◆ Exercise requirements
Select from the records below every line that has the word "JSON" in it.
====
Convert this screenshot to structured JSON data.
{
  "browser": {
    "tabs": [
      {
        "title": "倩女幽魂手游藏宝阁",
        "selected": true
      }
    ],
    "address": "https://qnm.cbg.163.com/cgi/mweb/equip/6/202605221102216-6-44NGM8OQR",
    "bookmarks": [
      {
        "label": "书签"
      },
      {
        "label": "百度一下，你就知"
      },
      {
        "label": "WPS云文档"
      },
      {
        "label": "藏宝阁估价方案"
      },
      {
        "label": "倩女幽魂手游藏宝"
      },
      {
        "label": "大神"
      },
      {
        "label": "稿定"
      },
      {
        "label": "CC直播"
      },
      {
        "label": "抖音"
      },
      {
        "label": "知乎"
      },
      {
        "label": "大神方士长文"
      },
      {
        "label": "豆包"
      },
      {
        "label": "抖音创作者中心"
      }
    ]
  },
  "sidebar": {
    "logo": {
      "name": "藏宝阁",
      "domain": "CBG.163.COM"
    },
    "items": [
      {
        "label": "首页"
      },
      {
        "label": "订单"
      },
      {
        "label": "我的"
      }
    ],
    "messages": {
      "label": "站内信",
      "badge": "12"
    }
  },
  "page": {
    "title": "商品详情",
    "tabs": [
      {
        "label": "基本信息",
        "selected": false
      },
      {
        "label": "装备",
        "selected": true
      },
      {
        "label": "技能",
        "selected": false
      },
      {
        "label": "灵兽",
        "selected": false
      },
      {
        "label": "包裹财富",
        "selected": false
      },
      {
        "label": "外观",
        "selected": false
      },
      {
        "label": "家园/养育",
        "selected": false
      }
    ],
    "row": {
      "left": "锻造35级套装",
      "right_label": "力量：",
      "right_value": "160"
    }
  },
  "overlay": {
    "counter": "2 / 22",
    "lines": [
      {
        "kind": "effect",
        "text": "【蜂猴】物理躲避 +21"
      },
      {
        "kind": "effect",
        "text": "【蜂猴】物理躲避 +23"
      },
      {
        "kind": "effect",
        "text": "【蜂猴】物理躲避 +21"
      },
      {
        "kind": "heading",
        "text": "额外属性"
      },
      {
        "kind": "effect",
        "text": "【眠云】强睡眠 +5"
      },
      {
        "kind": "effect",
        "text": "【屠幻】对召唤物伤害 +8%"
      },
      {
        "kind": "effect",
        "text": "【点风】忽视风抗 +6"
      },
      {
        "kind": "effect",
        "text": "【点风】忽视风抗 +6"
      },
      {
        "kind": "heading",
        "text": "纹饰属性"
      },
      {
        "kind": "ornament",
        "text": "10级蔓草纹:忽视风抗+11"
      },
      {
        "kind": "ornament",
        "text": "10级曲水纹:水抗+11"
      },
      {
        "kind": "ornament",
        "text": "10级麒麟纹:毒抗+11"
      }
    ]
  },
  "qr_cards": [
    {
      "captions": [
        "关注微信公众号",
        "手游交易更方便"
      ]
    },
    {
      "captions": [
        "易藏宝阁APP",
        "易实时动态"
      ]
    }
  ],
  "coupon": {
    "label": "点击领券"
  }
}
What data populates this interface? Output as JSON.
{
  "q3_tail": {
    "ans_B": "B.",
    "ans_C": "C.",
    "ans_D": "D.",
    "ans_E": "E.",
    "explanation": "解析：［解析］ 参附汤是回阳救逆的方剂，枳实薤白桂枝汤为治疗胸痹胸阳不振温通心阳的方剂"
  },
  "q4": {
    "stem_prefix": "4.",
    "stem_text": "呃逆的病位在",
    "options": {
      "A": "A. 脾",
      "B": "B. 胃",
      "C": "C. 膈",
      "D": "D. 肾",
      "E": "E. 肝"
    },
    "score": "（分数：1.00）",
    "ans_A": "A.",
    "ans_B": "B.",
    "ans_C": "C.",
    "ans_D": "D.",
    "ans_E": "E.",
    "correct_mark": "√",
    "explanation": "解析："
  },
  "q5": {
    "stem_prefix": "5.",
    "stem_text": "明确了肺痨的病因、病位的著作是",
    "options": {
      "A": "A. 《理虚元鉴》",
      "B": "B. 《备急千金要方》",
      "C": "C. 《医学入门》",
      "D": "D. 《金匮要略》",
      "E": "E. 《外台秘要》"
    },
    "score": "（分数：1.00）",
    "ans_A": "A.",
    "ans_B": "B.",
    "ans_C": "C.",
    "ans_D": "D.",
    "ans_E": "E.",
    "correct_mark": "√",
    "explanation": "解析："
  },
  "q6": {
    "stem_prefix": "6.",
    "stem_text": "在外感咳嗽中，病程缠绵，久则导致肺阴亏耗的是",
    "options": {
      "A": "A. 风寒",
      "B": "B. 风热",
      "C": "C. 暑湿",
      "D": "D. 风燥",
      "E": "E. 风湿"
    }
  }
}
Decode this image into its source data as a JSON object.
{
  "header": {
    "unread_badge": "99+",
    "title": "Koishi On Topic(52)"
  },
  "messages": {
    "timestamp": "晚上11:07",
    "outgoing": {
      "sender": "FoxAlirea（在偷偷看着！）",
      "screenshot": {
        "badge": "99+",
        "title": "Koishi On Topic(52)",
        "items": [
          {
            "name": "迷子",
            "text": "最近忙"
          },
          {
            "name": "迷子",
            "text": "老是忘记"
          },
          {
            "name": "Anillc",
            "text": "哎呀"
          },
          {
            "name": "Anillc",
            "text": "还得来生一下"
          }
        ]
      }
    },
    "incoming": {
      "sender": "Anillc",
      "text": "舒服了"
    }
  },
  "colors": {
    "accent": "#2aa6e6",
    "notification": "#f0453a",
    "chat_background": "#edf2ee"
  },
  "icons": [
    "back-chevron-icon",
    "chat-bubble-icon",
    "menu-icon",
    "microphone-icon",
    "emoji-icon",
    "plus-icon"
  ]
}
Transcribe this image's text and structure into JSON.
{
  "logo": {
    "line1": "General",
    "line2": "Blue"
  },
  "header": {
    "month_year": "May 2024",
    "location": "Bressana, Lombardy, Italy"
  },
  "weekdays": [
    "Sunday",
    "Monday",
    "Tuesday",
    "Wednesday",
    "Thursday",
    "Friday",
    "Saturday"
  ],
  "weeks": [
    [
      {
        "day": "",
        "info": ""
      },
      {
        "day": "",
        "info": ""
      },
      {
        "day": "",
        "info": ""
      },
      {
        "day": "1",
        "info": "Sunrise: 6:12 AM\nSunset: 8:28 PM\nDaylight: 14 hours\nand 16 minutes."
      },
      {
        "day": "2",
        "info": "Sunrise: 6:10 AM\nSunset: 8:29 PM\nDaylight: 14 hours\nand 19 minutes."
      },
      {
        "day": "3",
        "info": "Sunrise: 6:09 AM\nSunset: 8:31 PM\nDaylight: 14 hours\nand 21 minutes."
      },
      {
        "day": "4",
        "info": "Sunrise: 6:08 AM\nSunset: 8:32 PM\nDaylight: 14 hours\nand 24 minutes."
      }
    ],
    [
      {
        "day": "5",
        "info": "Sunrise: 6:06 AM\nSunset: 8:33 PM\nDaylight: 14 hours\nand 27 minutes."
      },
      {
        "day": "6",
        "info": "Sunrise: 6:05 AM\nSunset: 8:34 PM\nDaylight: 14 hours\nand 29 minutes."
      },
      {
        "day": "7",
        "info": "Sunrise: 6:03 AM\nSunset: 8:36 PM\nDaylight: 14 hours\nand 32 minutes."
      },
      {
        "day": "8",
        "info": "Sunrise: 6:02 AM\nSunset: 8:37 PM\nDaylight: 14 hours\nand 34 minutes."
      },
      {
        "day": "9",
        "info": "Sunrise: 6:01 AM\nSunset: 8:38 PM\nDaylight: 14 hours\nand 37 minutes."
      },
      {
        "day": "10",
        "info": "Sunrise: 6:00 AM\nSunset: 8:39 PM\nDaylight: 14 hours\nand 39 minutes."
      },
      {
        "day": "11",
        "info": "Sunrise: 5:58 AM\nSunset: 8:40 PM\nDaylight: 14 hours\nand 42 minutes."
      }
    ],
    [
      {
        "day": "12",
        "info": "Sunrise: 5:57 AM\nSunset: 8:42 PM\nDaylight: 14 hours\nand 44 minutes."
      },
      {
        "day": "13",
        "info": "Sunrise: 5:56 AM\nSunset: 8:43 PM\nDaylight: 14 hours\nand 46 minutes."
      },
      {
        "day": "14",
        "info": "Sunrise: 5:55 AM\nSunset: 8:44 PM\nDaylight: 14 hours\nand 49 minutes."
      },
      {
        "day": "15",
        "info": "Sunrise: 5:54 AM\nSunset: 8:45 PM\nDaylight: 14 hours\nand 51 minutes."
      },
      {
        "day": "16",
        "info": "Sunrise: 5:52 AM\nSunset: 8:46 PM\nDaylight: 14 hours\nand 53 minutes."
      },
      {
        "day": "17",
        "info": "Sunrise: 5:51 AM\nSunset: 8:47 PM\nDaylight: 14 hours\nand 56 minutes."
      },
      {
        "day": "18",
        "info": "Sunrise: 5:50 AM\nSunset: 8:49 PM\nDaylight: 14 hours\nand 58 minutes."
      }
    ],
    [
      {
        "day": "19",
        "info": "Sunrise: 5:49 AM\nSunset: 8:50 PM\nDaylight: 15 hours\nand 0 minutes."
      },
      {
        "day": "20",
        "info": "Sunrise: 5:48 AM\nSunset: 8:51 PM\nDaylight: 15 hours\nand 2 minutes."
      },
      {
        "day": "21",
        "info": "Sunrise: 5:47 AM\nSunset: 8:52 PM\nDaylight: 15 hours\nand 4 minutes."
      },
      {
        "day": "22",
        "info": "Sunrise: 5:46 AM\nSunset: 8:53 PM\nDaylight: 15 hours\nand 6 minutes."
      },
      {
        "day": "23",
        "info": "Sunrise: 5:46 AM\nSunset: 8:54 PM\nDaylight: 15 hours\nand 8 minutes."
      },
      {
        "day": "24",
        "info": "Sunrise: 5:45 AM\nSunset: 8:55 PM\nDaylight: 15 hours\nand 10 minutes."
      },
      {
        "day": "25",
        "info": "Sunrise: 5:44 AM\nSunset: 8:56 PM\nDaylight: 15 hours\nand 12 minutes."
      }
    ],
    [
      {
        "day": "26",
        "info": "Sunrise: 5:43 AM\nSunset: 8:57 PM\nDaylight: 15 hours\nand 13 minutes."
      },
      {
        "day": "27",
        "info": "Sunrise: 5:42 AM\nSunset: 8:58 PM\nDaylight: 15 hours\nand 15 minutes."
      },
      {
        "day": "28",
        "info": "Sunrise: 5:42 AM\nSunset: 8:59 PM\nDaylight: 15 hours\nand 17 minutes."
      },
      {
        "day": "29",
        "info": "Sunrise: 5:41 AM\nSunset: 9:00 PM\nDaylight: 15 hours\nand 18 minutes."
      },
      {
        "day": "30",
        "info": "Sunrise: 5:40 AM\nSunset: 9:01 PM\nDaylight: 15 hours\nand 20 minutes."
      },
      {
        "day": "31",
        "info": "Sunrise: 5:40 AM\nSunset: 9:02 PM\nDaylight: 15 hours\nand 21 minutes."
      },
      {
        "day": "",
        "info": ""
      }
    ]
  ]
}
====
◆ Reply
Convert this screenshot to structured JSON data.
What data populates this interface? Output as JSON.
Decode this image into its source data as a JSON object.
Transcribe this image's text and structure into JSON.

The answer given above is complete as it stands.